Find the lines that hold the word "JSON" and return them.

#####

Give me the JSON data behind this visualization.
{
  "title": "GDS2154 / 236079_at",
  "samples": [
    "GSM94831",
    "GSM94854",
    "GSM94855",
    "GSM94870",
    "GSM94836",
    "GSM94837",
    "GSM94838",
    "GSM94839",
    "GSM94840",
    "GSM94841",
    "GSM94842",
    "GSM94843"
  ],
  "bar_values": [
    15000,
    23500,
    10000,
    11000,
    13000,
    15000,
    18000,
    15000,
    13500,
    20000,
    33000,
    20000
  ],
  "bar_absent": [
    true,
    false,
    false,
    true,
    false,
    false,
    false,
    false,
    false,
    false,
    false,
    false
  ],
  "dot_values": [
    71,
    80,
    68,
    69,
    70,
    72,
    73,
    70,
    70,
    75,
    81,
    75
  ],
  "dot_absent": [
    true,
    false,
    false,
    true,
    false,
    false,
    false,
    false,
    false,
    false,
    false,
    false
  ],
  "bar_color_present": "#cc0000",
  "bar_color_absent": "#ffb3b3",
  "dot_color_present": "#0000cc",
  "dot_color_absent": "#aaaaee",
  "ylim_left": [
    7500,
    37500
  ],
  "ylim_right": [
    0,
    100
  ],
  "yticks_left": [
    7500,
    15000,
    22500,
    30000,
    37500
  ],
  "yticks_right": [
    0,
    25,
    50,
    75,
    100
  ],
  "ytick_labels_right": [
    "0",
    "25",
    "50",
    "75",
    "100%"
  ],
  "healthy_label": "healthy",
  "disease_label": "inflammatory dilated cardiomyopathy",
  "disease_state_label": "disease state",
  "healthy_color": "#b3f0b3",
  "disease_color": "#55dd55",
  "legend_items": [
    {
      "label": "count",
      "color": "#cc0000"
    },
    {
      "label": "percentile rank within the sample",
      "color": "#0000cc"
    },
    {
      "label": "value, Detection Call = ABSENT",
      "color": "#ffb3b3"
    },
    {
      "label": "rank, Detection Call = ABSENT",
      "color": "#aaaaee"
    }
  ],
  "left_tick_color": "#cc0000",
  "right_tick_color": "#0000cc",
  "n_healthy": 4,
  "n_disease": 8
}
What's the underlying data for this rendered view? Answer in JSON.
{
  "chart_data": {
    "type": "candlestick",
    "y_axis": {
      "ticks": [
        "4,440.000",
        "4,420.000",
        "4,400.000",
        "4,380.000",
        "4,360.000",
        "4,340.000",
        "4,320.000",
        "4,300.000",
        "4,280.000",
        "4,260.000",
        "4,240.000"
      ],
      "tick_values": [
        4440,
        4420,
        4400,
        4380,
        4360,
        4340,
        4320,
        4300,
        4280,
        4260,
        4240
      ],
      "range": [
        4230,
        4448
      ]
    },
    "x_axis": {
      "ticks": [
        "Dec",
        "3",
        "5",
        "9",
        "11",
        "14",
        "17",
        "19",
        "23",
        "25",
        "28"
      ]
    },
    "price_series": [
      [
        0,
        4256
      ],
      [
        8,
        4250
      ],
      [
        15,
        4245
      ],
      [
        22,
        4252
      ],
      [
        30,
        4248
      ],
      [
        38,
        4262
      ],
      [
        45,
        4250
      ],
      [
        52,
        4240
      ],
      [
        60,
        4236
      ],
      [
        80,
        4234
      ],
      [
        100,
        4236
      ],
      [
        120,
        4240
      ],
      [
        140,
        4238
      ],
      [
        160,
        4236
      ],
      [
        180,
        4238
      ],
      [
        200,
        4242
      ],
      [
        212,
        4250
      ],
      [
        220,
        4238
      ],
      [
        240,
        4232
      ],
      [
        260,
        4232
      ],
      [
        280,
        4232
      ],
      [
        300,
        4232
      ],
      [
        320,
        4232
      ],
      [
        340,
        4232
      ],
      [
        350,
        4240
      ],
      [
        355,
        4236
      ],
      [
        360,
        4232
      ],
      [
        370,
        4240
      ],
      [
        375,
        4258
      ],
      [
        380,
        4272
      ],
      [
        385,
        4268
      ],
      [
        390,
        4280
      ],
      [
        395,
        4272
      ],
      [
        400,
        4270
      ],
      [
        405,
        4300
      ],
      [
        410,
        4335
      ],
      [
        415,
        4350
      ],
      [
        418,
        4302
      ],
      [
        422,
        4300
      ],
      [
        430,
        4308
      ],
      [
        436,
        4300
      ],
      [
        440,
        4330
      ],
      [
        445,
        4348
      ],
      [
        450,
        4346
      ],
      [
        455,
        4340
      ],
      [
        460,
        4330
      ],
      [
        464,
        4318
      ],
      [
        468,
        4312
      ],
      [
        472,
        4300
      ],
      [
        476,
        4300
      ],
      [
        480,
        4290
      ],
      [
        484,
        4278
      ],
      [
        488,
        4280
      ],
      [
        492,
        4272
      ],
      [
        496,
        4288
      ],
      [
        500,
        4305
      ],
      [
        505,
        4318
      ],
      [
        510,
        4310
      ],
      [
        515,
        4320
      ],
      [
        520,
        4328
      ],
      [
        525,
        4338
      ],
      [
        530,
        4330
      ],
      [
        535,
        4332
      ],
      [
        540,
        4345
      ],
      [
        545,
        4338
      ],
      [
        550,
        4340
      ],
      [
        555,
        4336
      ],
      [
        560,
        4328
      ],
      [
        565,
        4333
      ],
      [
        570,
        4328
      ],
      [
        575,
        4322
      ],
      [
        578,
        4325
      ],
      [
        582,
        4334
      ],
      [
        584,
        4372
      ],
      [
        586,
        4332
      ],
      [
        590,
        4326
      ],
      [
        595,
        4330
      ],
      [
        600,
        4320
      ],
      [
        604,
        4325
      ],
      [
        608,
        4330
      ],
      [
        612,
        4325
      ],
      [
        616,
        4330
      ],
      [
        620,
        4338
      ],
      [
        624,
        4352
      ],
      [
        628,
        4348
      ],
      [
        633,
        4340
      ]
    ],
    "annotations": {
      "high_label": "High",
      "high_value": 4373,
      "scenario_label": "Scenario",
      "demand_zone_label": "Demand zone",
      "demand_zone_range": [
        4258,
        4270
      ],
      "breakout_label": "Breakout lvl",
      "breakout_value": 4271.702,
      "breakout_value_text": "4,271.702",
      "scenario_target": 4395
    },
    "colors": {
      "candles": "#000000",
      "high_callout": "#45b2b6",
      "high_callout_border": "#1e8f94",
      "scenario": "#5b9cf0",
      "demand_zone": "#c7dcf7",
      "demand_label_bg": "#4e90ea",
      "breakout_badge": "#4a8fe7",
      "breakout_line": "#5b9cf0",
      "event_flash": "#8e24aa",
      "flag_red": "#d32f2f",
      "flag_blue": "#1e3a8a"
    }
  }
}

#####

● **Exercise result**
Give me the JSON data behind this visualization.
What's the underlying data for this rendered view? Answer in JSON.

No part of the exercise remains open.